§ Given exercise A
According to the currency market commentary, which currency has performed best over the last week?
§ Given exercise B
Reproduce verbatim the part of the currency market commentary that opens with the words containing "To see an expanded" and closes with "in wait-and-see mode.".

To see an expanded version, right-click and select ‘open link in new tab’. The indices show the performance of a currency vs a G8 Forex basket. Indicators are available to use these measures via Tradingview and MT4.


The North American currencies (USD, CAD) found strong buy-side flows since the last European session. The British Pound is still the best performing currency over the last week though, even if the structural resistance faced at an index level disallowed further progress. This hidden resistance, unless monitoring the GBP index, won’t be noticeable! Meanwhile, the two currencies most punished remain the Euro and the New Zealand Dollar. Holding short-side JPY exposure has not paid off despite the buoyant behavior of global stocks. AUD and CHF are in wait-and-see mode.

In my video analysis below I use concepts taught in the brand new Academy website such as momentum, volatility measures and market structures to come up with the daily outlook in the currency market.

§ Material supplied
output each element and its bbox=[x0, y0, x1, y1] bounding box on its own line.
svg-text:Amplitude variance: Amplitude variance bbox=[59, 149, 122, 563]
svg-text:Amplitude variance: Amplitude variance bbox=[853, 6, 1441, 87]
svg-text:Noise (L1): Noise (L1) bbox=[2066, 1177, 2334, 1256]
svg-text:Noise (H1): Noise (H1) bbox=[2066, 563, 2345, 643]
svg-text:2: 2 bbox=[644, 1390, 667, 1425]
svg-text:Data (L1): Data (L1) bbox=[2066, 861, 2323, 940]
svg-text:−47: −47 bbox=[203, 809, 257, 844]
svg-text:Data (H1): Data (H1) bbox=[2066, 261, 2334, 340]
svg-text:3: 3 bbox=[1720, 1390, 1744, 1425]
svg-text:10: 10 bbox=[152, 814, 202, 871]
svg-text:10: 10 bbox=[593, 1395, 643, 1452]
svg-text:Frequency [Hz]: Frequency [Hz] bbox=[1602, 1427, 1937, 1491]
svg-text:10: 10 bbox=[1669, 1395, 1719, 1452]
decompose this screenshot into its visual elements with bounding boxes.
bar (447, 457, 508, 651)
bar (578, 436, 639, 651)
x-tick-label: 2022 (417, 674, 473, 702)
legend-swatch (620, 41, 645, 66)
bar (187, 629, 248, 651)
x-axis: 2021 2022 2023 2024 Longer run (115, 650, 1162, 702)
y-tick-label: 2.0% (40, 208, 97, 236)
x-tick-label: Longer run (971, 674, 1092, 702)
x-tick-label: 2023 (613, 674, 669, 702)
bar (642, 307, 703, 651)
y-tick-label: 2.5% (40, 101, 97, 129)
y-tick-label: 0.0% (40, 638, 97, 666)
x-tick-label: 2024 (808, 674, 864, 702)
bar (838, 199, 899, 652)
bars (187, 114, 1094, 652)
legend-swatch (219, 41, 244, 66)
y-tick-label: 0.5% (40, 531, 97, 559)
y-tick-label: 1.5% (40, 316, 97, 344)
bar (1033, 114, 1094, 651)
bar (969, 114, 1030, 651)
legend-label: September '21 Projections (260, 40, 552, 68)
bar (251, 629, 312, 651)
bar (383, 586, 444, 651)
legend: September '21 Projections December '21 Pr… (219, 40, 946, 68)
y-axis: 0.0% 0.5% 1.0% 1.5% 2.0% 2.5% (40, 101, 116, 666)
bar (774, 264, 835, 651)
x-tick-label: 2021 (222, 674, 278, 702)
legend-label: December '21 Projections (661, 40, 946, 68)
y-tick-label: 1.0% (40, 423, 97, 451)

§ Correct response A
The British Pound

§ Correct response B
To see an expanded version, right-click and select ‘open link in new tab’. The indices show the performance of a currency vs a G8 Forex basket. Indicators are available to use these measures via Tradingview and MT4.


The North American currencies (USD, CAD) found strong buy-side flows since the last European session. The British Pound is still the best performing currency over the last week though, even if the structural resistance faced at an index level disallowed further progress. This hidden resistance, unless monitoring the GBP index, won’t be noticeable! Meanwhile, the two currencies most punished remain the Euro and the New Zealand Dollar. Holding short-side JPY exposure has not paid off despite the buoyant behavior of global stocks. AUD and CHF are in wait-and-see mode.